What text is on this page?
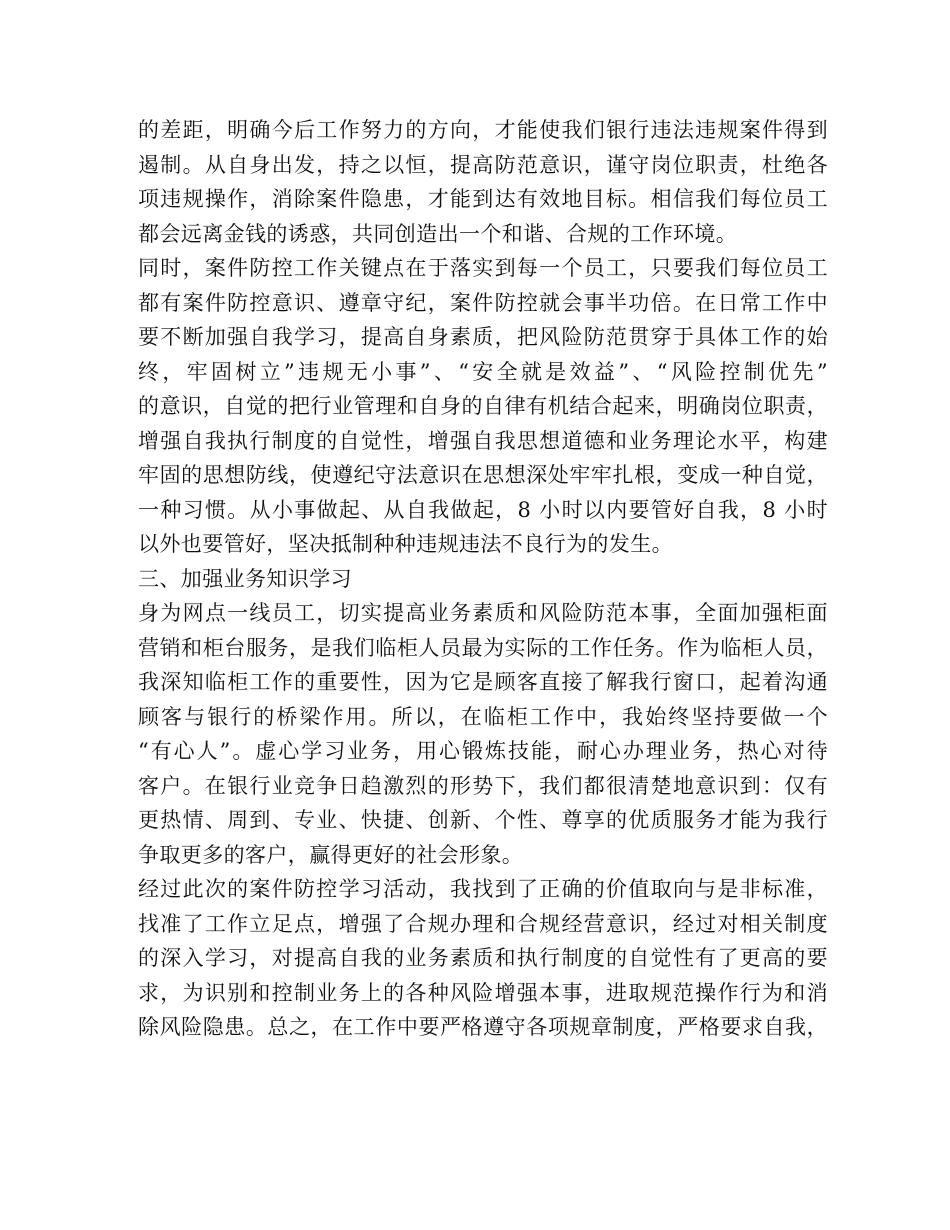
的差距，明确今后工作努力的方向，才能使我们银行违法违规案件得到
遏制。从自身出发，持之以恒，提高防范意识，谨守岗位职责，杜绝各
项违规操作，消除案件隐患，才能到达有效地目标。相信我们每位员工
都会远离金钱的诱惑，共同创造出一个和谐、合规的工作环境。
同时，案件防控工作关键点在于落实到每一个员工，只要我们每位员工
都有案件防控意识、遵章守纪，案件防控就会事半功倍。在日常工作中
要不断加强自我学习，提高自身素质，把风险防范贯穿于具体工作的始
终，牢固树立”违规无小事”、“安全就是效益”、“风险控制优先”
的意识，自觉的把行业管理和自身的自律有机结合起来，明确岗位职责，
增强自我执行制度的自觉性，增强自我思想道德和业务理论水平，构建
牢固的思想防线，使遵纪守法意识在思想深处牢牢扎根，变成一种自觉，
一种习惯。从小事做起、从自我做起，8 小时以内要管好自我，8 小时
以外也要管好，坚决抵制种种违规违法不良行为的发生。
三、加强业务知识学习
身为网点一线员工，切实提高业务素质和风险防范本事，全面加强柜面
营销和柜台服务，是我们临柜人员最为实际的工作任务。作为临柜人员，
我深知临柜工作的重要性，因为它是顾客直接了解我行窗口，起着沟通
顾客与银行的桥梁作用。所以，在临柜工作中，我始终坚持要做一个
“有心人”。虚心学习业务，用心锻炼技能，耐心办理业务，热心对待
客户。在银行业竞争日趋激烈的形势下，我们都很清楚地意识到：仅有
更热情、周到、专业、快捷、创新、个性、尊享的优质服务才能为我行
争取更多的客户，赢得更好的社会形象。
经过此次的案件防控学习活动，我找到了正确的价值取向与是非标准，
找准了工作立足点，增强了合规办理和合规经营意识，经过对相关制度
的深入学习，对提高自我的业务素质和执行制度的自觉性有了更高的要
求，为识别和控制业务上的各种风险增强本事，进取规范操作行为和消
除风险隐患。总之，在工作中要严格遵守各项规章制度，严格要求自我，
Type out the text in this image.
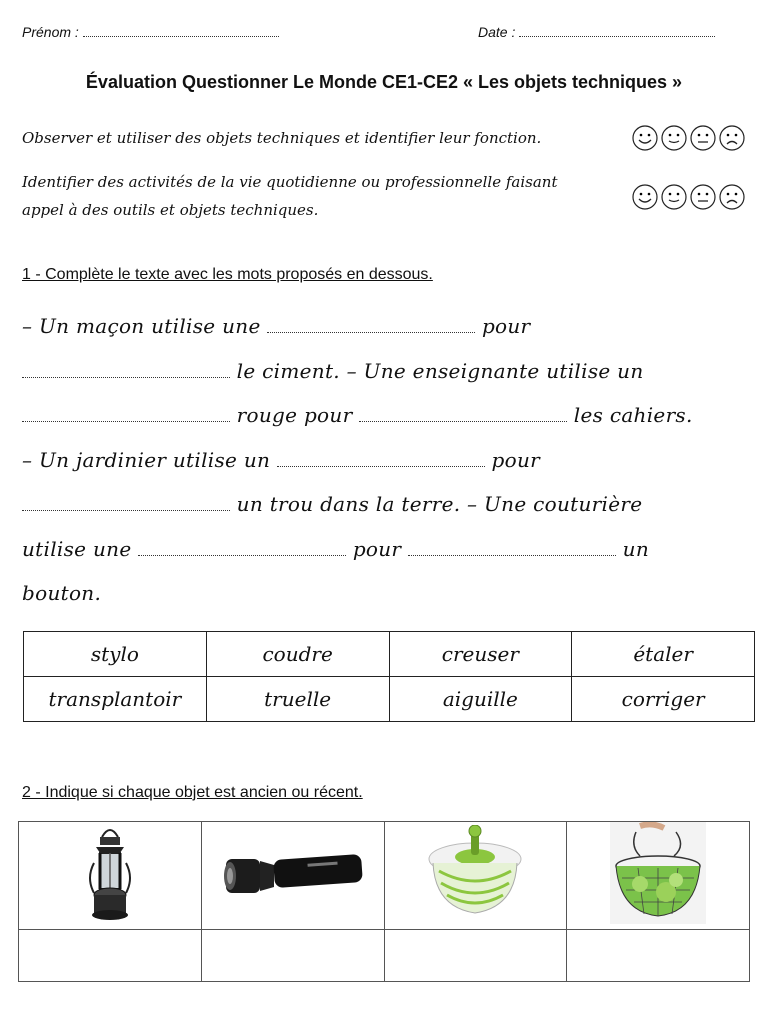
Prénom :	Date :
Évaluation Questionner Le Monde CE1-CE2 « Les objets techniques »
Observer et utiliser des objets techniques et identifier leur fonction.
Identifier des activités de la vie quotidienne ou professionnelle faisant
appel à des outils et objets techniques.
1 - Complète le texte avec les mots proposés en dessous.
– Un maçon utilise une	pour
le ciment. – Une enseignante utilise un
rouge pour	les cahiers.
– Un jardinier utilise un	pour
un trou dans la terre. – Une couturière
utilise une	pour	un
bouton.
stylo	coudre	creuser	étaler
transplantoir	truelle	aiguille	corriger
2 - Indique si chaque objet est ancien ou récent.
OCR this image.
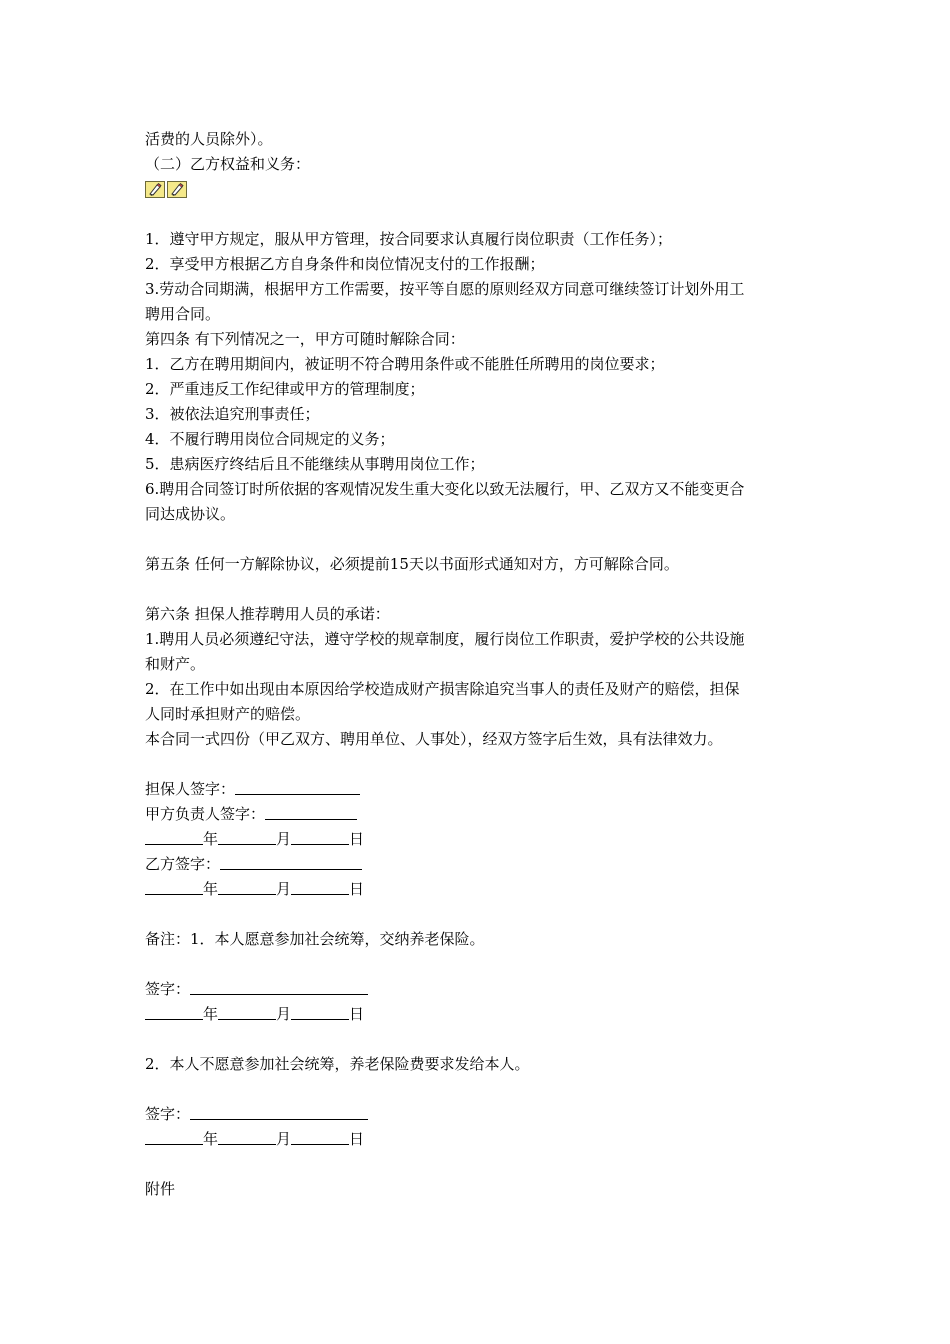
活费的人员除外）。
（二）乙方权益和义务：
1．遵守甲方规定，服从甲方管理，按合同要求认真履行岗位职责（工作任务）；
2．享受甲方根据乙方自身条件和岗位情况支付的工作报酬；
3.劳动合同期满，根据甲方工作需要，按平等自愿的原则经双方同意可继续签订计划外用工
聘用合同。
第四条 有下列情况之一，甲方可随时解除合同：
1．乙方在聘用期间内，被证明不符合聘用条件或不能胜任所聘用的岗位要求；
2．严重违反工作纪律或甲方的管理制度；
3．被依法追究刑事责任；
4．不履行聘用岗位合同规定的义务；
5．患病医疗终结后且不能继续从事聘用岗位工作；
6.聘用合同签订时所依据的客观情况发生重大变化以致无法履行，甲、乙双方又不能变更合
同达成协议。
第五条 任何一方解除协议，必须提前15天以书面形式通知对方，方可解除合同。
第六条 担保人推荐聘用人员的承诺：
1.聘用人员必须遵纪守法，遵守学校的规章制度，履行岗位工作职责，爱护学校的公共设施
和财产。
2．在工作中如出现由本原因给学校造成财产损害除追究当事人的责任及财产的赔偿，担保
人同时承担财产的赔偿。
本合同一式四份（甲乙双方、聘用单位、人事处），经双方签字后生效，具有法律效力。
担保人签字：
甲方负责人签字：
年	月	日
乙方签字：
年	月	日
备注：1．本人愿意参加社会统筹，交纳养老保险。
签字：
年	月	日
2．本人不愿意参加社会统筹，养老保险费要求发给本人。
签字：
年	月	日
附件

________________________

■ **Aim**: Take the lines from the one that contains "OCR this image." down to the last line of the listing above, both included, and set them down exactly, leaving out pictures.

■ **Written response**:
OCR this image.
活费的人员除外）。
（二）乙方权益和义务：
1．遵守甲方规定，服从甲方管理，按合同要求认真履行岗位职责（工作任务）；
2．享受甲方根据乙方自身条件和岗位情况支付的工作报酬；
3.劳动合同期满，根据甲方工作需要，按平等自愿的原则经双方同意可继续签订计划外用工
聘用合同。
第四条 有下列情况之一，甲方可随时解除合同：
1．乙方在聘用期间内，被证明不符合聘用条件或不能胜任所聘用的岗位要求；
2．严重违反工作纪律或甲方的管理制度；
3．被依法追究刑事责任；
4．不履行聘用岗位合同规定的义务；
5．患病医疗终结后且不能继续从事聘用岗位工作；
6.聘用合同签订时所依据的客观情况发生重大变化以致无法履行，甲、乙双方又不能变更合
同达成协议。
第五条 任何一方解除协议，必须提前15天以书面形式通知对方，方可解除合同。
第六条 担保人推荐聘用人员的承诺：
1.聘用人员必须遵纪守法，遵守学校的规章制度，履行岗位工作职责，爱护学校的公共设施
和财产。
2．在工作中如出现由本原因给学校造成财产损害除追究当事人的责任及财产的赔偿，担保
人同时承担财产的赔偿。
本合同一式四份（甲乙双方、聘用单位、人事处），经双方签字后生效，具有法律效力。
担保人签字：
甲方负责人签字：
年	月	日
乙方签字：
年	月	日
备注：1．本人愿意参加社会统筹，交纳养老保险。
签字：
年	月	日
2．本人不愿意参加社会统筹，养老保险费要求发给本人。
签字：
年	月	日
附件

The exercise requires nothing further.